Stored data
/---

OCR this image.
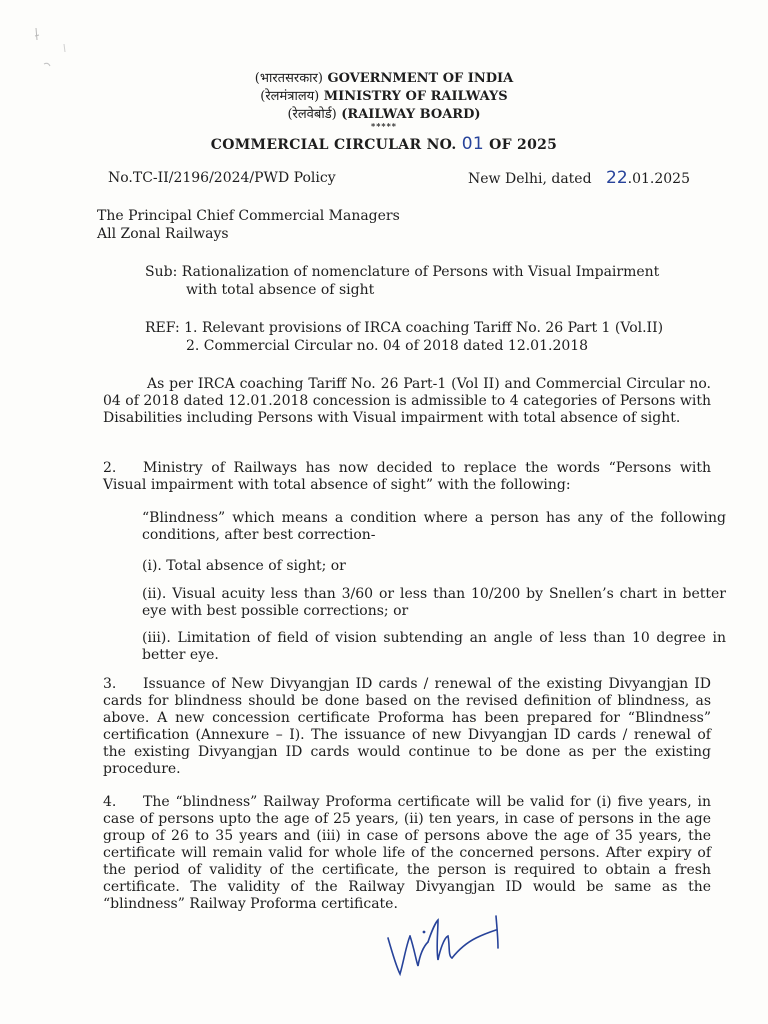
(भारतसरकार) GOVERNMENT OF INDIA
(रेलमंत्रालय) MINISTRY OF RAILWAYS
(रेलवेबोर्ड) (RAILWAY BOARD)
*****
COMMERCIAL CIRCULAR NO. 01 OF 2025
No.TC-II/2196/2024/PWD Policy	New Delhi, dated 22.01.2025
The Principal Chief Commercial Managers
All Zonal Railways
Sub: Rationalization of nomenclature of Persons with Visual Impairment
with total absence of sight
REF: 1. Relevant provisions of IRCA coaching Tariff No. 26 Part 1 (Vol.II)
2. Commercial Circular no. 04 of 2018 dated 12.01.2018

As per IRCA coaching Tariff No. 26 Part-1 (Vol II) and Commercial Circular no. 04 of 2018 dated 12.01.2018 concession is admissible to 4 categories of Persons with Disabilities including Persons with Visual impairment with total absence of sight.

2. Ministry of Railways has now decided to replace the words “Persons with Visual impairment with total absence of sight” with the following:

“Blindness” which means a condition where a person has any of the following conditions, after best correction-

(i). Total absence of sight; or

(ii). Visual acuity less than 3/60 or less than 10/200 by Snellen’s chart in better eye with best possible corrections; or

(iii). Limitation of field of vision subtending an angle of less than 10 degree in better eye.

3. Issuance of New Divyangjan ID cards / renewal of the existing Divyangjan ID cards for blindness should be done based on the revised definition of blindness, as above. A new concession certificate Proforma has been prepared for “Blindness” certification (Annexure – I). The issuance of new Divyangjan ID cards / renewal of the existing Divyangjan ID cards would continue to be done as per the existing procedure.

4. The “blindness” Railway Proforma certificate will be valid for (i) five years, in case of persons upto the age of 25 years, (ii) ten years, in case of persons in the age group of 26 to 35 years and (iii) in case of persons above the age of 35 years, the certificate will remain valid for whole life of the concerned persons. After expiry of the period of validity of the certificate, the person is required to obtain a fresh certificate. The validity of the Railway Divyangjan ID would be same as the “blindness” Railway Proforma certificate.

\---

Repeat the data exactly, dropping every picture it holds.

▸ Solution to this exercise
OCR this image.
(भारतसरकार) GOVERNMENT OF INDIA
(रेलमंत्रालय) MINISTRY OF RAILWAYS
(रेलवेबोर्ड) (RAILWAY BOARD)
*****
COMMERCIAL CIRCULAR NO. 01 OF 2025
No.TC-II/2196/2024/PWD Policy	New Delhi, dated 22.01.2025
The Principal Chief Commercial Managers
All Zonal Railways
Sub: Rationalization of nomenclature of Persons with Visual Impairment
with total absence of sight
REF: 1. Relevant provisions of IRCA coaching Tariff No. 26 Part 1 (Vol.II)
2. Commercial Circular no. 04 of 2018 dated 12.01.2018

As per IRCA coaching Tariff No. 26 Part-1 (Vol II) and Commercial Circular no. 04 of 2018 dated 12.01.2018 concession is admissible to 4 categories of Persons with Disabilities including Persons with Visual impairment with total absence of sight.

2. Ministry of Railways has now decided to replace the words “Persons with Visual impairment with total absence of sight” with the following:

“Blindness” which means a condition where a person has any of the following conditions, after best correction-

(i). Total absence of sight; or

(ii). Visual acuity less than 3/60 or less than 10/200 by Snellen’s chart in better eye with best possible corrections; or

(iii). Limitation of field of vision subtending an angle of less than 10 degree in better eye.

3. Issuance of New Divyangjan ID cards / renewal of the existing Divyangjan ID cards for blindness should be done based on the revised definition of blindness, as above. A new concession certificate Proforma has been prepared for “Blindness” certification (Annexure – I). The issuance of new Divyangjan ID cards / renewal of the existing Divyangjan ID cards would continue to be done as per the existing procedure.

4. The “blindness” Railway Proforma certificate will be valid for (i) five years, in case of persons upto the age of 25 years, (ii) ten years, in case of persons in the age group of 26 to 35 years and (iii) in case of persons above the age of 35 years, the certificate will remain valid for whole life of the concerned persons. After expiry of the period of validity of the certificate, the person is required to obtain a fresh certificate. The validity of the Railway Divyangjan ID would be same as the “blindness” Railway Proforma certificate.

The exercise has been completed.